Stored data:
===============

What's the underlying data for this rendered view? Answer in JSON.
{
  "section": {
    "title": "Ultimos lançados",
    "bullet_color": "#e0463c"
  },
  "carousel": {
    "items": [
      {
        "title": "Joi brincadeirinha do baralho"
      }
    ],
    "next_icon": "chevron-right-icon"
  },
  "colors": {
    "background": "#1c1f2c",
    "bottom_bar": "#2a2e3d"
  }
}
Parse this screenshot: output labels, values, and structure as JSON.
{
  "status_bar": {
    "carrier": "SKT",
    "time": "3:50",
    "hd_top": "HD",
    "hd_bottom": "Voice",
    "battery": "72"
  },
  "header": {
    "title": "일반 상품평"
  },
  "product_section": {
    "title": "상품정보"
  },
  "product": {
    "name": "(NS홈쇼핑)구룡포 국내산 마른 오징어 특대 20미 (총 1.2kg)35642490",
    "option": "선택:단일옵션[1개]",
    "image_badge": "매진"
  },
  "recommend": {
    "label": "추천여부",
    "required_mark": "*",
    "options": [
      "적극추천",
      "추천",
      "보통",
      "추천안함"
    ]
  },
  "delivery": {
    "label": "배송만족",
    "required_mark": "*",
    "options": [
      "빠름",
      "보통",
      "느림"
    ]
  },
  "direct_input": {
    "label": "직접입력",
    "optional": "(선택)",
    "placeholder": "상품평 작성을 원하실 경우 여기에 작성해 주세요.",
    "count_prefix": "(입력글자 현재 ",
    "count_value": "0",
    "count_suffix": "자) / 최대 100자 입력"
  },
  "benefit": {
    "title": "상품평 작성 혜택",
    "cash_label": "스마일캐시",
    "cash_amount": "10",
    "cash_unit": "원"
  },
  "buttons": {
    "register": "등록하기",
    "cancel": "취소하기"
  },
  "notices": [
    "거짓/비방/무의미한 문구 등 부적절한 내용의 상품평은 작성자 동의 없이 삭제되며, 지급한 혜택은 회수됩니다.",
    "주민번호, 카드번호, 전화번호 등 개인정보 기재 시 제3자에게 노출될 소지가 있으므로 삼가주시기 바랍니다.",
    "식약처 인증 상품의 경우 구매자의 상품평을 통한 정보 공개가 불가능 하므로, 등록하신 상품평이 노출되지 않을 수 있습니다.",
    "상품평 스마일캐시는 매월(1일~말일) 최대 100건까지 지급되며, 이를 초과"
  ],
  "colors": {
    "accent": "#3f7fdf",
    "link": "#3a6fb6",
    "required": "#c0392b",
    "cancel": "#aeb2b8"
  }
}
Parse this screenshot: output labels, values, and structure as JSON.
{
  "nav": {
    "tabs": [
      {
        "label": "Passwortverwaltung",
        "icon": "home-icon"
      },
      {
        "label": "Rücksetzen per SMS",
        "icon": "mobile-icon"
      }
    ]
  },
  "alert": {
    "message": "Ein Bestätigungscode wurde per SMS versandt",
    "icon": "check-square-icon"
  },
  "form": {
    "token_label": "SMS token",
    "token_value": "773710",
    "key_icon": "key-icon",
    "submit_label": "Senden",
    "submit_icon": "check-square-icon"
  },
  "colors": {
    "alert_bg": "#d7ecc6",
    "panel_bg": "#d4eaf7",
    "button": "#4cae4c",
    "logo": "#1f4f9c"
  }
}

===============

Reproduce the full listing above, character for character.

What's the underlying data for this rendered view? Answer in JSON.
{
  "section": {
    "title": "Ultimos lançados",
    "bullet_color": "#e0463c"
  },
  "carousel": {
    "items": [
      {
        "title": "Joi brincadeirinha do baralho"
      }
    ],
    "next_icon": "chevron-right-icon"
  },
  "colors": {
    "background": "#1c1f2c",
    "bottom_bar": "#2a2e3d"
  }
}
Parse this screenshot: output labels, values, and structure as JSON.
{
  "status_bar": {
    "carrier": "SKT",
    "time": "3:50",
    "hd_top": "HD",
    "hd_bottom": "Voice",
    "battery": "72"
  },
  "header": {
    "title": "일반 상품평"
  },
  "product_section": {
    "title": "상품정보"
  },
  "product": {
    "name": "(NS홈쇼핑)구룡포 국내산 마른 오징어 특대 20미 (총 1.2kg)35642490",
    "option": "선택:단일옵션[1개]",
    "image_badge": "매진"
  },
  "recommend": {
    "label": "추천여부",
    "required_mark": "*",
    "options": [
      "적극추천",
      "추천",
      "보통",
      "추천안함"
    ]
  },
  "delivery": {
    "label": "배송만족",
    "required_mark": "*",
    "options": [
      "빠름",
      "보통",
      "느림"
    ]
  },
  "direct_input": {
    "label": "직접입력",
    "optional": "(선택)",
    "placeholder": "상품평 작성을 원하실 경우 여기에 작성해 주세요.",
    "count_prefix": "(입력글자 현재 ",
    "count_value": "0",
    "count_suffix": "자) / 최대 100자 입력"
  },
  "benefit": {
    "title": "상품평 작성 혜택",
    "cash_label": "스마일캐시",
    "cash_amount": "10",
    "cash_unit": "원"
  },
  "buttons": {
    "register": "등록하기",
    "cancel": "취소하기"
  },
  "notices": [
    "거짓/비방/무의미한 문구 등 부적절한 내용의 상품평은 작성자 동의 없이 삭제되며, 지급한 혜택은 회수됩니다.",
    "주민번호, 카드번호, 전화번호 등 개인정보 기재 시 제3자에게 노출될 소지가 있으므로 삼가주시기 바랍니다.",
    "식약처 인증 상품의 경우 구매자의 상품평을 통한 정보 공개가 불가능 하므로, 등록하신 상품평이 노출되지 않을 수 있습니다.",
    "상품평 스마일캐시는 매월(1일~말일) 최대 100건까지 지급되며, 이를 초과"
  ],
  "colors": {
    "accent": "#3f7fdf",
    "link": "#3a6fb6",
    "required": "#c0392b",
    "cancel": "#aeb2b8"
  }
}
Parse this screenshot: output labels, values, and structure as JSON.
{
  "nav": {
    "tabs": [
      {
        "label": "Passwortverwaltung",
        "icon": "home-icon"
      },
      {
        "label": "Rücksetzen per SMS",
        "icon": "mobile-icon"
      }
    ]
  },
  "alert": {
    "message": "Ein Bestätigungscode wurde per SMS versandt",
    "icon": "check-square-icon"
  },
  "form": {
    "token_label": "SMS token",
    "token_value": "773710",
    "key_icon": "key-icon",
    "submit_label": "Senden",
    "submit_icon": "check-square-icon"
  },
  "colors": {
    "alert_bg": "#d7ecc6",
    "panel_bg": "#d4eaf7",
    "button": "#4cae4c",
    "logo": "#1f4f9c"
  }
}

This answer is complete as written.